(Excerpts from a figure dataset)
○ ○ ○ ○ ○
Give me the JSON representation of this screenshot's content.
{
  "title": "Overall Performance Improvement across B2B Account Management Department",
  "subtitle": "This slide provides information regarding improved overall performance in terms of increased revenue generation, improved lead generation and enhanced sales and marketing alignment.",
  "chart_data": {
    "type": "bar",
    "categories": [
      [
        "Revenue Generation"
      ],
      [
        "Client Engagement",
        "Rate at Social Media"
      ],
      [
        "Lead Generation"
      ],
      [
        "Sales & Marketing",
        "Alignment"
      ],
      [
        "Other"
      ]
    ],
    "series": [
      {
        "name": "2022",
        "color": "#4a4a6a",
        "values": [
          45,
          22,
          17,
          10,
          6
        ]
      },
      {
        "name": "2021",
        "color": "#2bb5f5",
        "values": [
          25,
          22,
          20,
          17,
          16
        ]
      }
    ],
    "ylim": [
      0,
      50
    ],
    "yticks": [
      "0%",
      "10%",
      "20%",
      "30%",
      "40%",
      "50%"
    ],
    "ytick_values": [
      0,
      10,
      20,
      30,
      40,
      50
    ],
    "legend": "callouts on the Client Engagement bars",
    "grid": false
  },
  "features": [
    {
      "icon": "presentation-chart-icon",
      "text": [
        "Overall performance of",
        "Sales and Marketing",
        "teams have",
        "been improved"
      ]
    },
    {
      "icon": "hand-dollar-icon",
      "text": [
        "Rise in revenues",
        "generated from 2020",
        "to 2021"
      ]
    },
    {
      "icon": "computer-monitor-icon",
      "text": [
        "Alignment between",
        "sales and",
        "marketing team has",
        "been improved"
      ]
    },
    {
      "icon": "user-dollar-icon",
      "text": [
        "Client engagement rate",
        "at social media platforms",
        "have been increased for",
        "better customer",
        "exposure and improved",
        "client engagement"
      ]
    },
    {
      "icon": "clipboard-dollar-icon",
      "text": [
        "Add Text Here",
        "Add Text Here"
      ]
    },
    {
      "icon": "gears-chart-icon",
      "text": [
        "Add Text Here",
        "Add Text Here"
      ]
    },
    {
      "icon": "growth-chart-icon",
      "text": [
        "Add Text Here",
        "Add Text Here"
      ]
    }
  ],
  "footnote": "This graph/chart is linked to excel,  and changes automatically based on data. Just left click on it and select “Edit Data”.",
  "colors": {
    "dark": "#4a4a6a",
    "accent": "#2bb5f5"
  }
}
○ ○ ○ ○ ○
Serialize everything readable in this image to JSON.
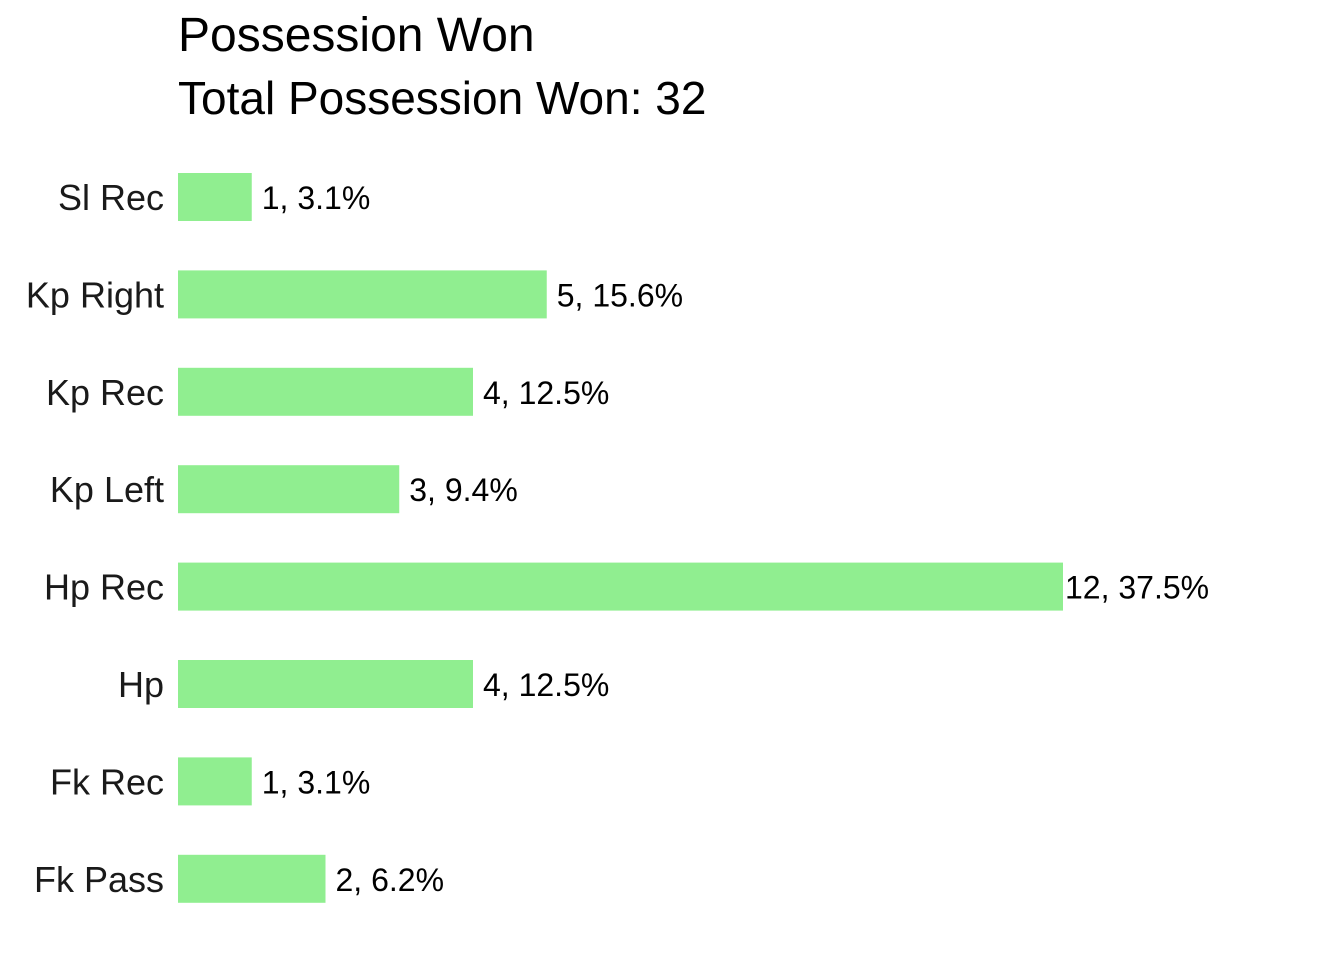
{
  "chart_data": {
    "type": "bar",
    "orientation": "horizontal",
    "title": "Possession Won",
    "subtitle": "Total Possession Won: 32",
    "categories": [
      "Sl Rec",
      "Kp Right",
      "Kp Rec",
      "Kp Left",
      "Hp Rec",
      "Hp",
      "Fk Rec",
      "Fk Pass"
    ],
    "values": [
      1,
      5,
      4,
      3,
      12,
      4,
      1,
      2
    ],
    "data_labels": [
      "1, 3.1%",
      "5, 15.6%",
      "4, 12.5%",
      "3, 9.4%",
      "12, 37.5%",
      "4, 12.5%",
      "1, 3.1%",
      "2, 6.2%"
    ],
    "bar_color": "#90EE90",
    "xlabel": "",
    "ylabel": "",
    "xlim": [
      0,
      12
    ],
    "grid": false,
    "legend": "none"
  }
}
○ ○ ○ ○ ○
WHAT YOU ARE ASKED TO DO: What is the number of lines that contain "Possession"? Reply with that number alone.

OUTPUT OF THE EXERCISE: 2